Figure collection entries
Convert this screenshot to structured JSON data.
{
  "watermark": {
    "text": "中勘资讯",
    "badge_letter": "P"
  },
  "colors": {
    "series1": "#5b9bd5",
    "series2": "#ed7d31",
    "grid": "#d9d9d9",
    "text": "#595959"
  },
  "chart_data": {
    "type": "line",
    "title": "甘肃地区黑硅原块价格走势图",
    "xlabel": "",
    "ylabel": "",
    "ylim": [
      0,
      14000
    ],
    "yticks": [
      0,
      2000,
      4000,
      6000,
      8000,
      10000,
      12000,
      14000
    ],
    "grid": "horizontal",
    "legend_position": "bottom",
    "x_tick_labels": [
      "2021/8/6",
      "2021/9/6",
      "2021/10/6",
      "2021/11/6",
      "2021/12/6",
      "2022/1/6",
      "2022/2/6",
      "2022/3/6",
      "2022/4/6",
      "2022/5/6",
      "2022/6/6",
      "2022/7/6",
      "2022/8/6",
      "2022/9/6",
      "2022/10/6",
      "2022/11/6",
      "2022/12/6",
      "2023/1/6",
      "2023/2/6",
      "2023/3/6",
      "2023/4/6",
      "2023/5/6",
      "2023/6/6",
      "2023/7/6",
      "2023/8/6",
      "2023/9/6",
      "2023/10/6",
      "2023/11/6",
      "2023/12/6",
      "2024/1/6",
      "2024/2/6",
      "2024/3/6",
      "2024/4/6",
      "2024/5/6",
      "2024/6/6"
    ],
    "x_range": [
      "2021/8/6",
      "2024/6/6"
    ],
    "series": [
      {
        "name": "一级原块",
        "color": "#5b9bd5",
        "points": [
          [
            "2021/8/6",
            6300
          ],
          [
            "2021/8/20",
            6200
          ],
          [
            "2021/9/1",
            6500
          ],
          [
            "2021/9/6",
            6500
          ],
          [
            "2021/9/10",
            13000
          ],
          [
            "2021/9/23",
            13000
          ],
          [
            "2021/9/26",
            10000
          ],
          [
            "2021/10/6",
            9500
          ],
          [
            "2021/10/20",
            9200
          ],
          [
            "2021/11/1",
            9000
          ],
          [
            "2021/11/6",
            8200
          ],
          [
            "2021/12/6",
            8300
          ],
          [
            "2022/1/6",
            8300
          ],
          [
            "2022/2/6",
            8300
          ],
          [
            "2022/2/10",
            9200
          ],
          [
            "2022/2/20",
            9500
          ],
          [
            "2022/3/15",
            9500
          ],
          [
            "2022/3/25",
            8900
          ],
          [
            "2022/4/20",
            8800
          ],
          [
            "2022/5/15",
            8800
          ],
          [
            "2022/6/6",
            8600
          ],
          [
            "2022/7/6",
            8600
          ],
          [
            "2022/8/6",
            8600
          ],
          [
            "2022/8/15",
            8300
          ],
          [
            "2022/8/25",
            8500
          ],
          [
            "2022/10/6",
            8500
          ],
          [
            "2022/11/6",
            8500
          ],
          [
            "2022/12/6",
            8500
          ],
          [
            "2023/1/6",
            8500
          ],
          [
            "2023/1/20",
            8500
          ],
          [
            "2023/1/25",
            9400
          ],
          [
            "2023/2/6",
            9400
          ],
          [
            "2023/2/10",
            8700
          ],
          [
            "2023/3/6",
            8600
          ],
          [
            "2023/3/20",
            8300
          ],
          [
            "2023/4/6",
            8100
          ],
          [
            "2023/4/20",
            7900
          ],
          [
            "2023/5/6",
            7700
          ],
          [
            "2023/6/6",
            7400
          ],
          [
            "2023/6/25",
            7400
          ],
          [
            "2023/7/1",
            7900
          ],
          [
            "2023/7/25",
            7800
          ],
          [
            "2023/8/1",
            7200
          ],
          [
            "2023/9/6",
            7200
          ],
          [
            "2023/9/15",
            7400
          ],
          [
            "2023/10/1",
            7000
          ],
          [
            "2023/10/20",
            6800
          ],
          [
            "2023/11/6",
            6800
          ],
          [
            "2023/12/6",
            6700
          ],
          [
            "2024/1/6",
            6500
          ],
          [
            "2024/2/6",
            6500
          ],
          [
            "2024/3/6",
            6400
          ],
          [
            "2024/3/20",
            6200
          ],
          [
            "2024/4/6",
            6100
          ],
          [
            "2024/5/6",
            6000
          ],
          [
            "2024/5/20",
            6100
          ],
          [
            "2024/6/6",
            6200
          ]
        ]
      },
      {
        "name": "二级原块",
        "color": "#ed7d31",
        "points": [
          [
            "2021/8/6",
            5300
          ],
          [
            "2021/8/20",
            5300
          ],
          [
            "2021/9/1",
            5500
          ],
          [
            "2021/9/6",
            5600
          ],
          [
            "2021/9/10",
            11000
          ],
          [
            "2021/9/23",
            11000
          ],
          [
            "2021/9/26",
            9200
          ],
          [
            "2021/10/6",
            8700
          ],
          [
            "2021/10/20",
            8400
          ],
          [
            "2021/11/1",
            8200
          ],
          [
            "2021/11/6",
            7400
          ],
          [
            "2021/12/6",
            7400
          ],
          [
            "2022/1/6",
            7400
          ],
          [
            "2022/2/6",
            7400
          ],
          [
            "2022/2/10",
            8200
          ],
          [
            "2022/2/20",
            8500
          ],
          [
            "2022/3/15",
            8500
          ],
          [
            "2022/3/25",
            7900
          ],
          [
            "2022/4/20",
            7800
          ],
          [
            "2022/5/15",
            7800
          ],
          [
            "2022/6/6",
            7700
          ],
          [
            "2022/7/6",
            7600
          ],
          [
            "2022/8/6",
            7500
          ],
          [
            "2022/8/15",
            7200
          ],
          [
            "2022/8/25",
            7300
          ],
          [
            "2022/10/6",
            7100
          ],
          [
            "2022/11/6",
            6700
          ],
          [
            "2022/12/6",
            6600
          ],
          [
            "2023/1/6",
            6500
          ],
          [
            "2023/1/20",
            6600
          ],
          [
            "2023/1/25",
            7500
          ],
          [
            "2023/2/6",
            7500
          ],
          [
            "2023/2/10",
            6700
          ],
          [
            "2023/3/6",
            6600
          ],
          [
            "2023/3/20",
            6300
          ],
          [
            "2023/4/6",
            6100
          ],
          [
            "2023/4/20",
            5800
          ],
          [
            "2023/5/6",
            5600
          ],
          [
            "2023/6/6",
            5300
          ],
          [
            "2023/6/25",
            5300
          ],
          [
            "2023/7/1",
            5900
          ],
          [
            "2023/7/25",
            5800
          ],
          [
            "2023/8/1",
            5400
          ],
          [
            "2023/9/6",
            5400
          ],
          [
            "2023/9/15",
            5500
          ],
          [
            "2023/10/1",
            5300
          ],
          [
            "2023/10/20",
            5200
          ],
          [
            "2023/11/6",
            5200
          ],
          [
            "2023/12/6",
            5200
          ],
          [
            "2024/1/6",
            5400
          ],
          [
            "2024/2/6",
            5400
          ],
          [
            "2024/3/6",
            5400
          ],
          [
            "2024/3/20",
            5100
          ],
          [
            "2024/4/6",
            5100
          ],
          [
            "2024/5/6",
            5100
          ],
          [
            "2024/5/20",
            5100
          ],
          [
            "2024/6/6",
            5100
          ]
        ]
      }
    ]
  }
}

WHAT IS BEING ASKED — Output the listing above word for word.

THE REPLY —
Convert this screenshot to structured JSON data.
{
  "watermark": {
    "text": "中勘资讯",
    "badge_letter": "P"
  },
  "colors": {
    "series1": "#5b9bd5",
    "series2": "#ed7d31",
    "grid": "#d9d9d9",
    "text": "#595959"
  },
  "chart_data": {
    "type": "line",
    "title": "甘肃地区黑硅原块价格走势图",
    "xlabel": "",
    "ylabel": "",
    "ylim": [
      0,
      14000
    ],
    "yticks": [
      0,
      2000,
      4000,
      6000,
      8000,
      10000,
      12000,
      14000
    ],
    "grid": "horizontal",
    "legend_position": "bottom",
    "x_tick_labels": [
      "2021/8/6",
      "2021/9/6",
      "2021/10/6",
      "2021/11/6",
      "2021/12/6",
      "2022/1/6",
      "2022/2/6",
      "2022/3/6",
      "2022/4/6",
      "2022/5/6",
      "2022/6/6",
      "2022/7/6",
      "2022/8/6",
      "2022/9/6",
      "2022/10/6",
      "2022/11/6",
      "2022/12/6",
      "2023/1/6",
      "2023/2/6",
      "2023/3/6",
      "2023/4/6",
      "2023/5/6",
      "2023/6/6",
      "2023/7/6",
      "2023/8/6",
      "2023/9/6",
      "2023/10/6",
      "2023/11/6",
      "2023/12/6",
      "2024/1/6",
      "2024/2/6",
      "2024/3/6",
      "2024/4/6",
      "2024/5/6",
      "2024/6/6"
    ],
    "x_range": [
      "2021/8/6",
      "2024/6/6"
    ],
    "series": [
      {
        "name": "一级原块",
        "color": "#5b9bd5",
        "points": [
          [
            "2021/8/6",
            6300
          ],
          [
            "2021/8/20",
            6200
          ],
          [
            "2021/9/1",
            6500
          ],
          [
            "2021/9/6",
            6500
          ],
          [
            "2021/9/10",
            13000
          ],
          [
            "2021/9/23",
            13000
          ],
          [
            "2021/9/26",
            10000
          ],
          [
            "2021/10/6",
            9500
          ],
          [
            "2021/10/20",
            9200
          ],
          [
            "2021/11/1",
            9000
          ],
          [
            "2021/11/6",
            8200
          ],
          [
            "2021/12/6",
            8300
          ],
          [
            "2022/1/6",
            8300
          ],
          [
            "2022/2/6",
            8300
          ],
          [
            "2022/2/10",
            9200
          ],
          [
            "2022/2/20",
            9500
          ],
          [
            "2022/3/15",
            9500
          ],
          [
            "2022/3/25",
            8900
          ],
          [
            "2022/4/20",
            8800
          ],
          [
            "2022/5/15",
            8800
          ],
          [
            "2022/6/6",
            8600
          ],
          [
            "2022/7/6",
            8600
          ],
          [
            "2022/8/6",
            8600
          ],
          [
            "2022/8/15",
            8300
          ],
          [
            "2022/8/25",
            8500
          ],
          [
            "2022/10/6",
            8500
          ],
          [
            "2022/11/6",
            8500
          ],
          [
            "2022/12/6",
            8500
          ],
          [
            "2023/1/6",
            8500
          ],
          [
            "2023/1/20",
            8500
          ],
          [
            "2023/1/25",
            9400
          ],
          [
            "2023/2/6",
            9400
          ],
          [
            "2023/2/10",
            8700
          ],
          [
            "2023/3/6",
            8600
          ],
          [
            "2023/3/20",
            8300
          ],
          [
            "2023/4/6",
            8100
          ],
          [
            "2023/4/20",
            7900
          ],
          [
            "2023/5/6",
            7700
          ],
          [
            "2023/6/6",
            7400
          ],
          [
            "2023/6/25",
            7400
          ],
          [
            "2023/7/1",
            7900
          ],
          [
            "2023/7/25",
            7800
          ],
          [
            "2023/8/1",
            7200
          ],
          [
            "2023/9/6",
            7200
          ],
          [
            "2023/9/15",
            7400
          ],
          [
            "2023/10/1",
            7000
          ],
          [
            "2023/10/20",
            6800
          ],
          [
            "2023/11/6",
            6800
          ],
          [
            "2023/12/6",
            6700
          ],
          [
            "2024/1/6",
            6500
          ],
          [
            "2024/2/6",
            6500
          ],
          [
            "2024/3/6",
            6400
          ],
          [
            "2024/3/20",
            6200
          ],
          [
            "2024/4/6",
            6100
          ],
          [
            "2024/5/6",
            6000
          ],
          [
            "2024/5/20",
            6100
          ],
          [
            "2024/6/6",
            6200
          ]
        ]
      },
      {
        "name": "二级原块",
        "color": "#ed7d31",
        "points": [
          [
            "2021/8/6",
            5300
          ],
          [
            "2021/8/20",
            5300
          ],
          [
            "2021/9/1",
            5500
          ],
          [
            "2021/9/6",
            5600
          ],
          [
            "2021/9/10",
            11000
          ],
          [
            "2021/9/23",
            11000
          ],
          [
            "2021/9/26",
            9200
          ],
          [
            "2021/10/6",
            8700
          ],
          [
            "2021/10/20",
            8400
          ],
          [
            "2021/11/1",
            8200
          ],
          [
            "2021/11/6",
            7400
          ],
          [
            "2021/12/6",
            7400
          ],
          [
            "2022/1/6",
            7400
          ],
          [
            "2022/2/6",
            7400
          ],
          [
            "2022/2/10",
            8200
          ],
          [
            "2022/2/20",
            8500
          ],
          [
            "2022/3/15",
            8500
          ],
          [
            "2022/3/25",
            7900
          ],
          [
            "2022/4/20",
            7800
          ],
          [
            "2022/5/15",
            7800
          ],
          [
            "2022/6/6",
            7700
          ],
          [
            "2022/7/6",
            7600
          ],
          [
            "2022/8/6",
            7500
          ],
          [
            "2022/8/15",
            7200
          ],
          [
            "2022/8/25",
            7300
          ],
          [
            "2022/10/6",
            7100
          ],
          [
            "2022/11/6",
            6700
          ],
          [
            "2022/12/6",
            6600
          ],
          [
            "2023/1/6",
            6500
          ],
          [
            "2023/1/20",
            6600
          ],
          [
            "2023/1/25",
            7500
          ],
          [
            "2023/2/6",
            7500
          ],
          [
            "2023/2/10",
            6700
          ],
          [
            "2023/3/6",
            6600
          ],
          [
            "2023/3/20",
            6300
          ],
          [
            "2023/4/6",
            6100
          ],
          [
            "2023/4/20",
            5800
          ],
          [
            "2023/5/6",
            5600
          ],
          [
            "2023/6/6",
            5300
          ],
          [
            "2023/6/25",
            5300
          ],
          [
            "2023/7/1",
            5900
          ],
          [
            "2023/7/25",
            5800
          ],
          [
            "2023/8/1",
            5400
          ],
          [
            "2023/9/6",
            5400
          ],
          [
            "2023/9/15",
            5500
          ],
          [
            "2023/10/1",
            5300
          ],
          [
            "2023/10/20",
            5200
          ],
          [
            "2023/11/6",
            5200
          ],
          [
            "2023/12/6",
            5200
          ],
          [
            "2024/1/6",
            5400
          ],
          [
            "2024/2/6",
            5400
          ],
          [
            "2024/3/6",
            5400
          ],
          [
            "2024/3/20",
            5100
          ],
          [
            "2024/4/6",
            5100
          ],
          [
            "2024/5/6",
            5100
          ],
          [
            "2024/5/20",
            5100
          ],
          [
            "2024/6/6",
            5100
          ]
        ]
      }
    ]
  }
}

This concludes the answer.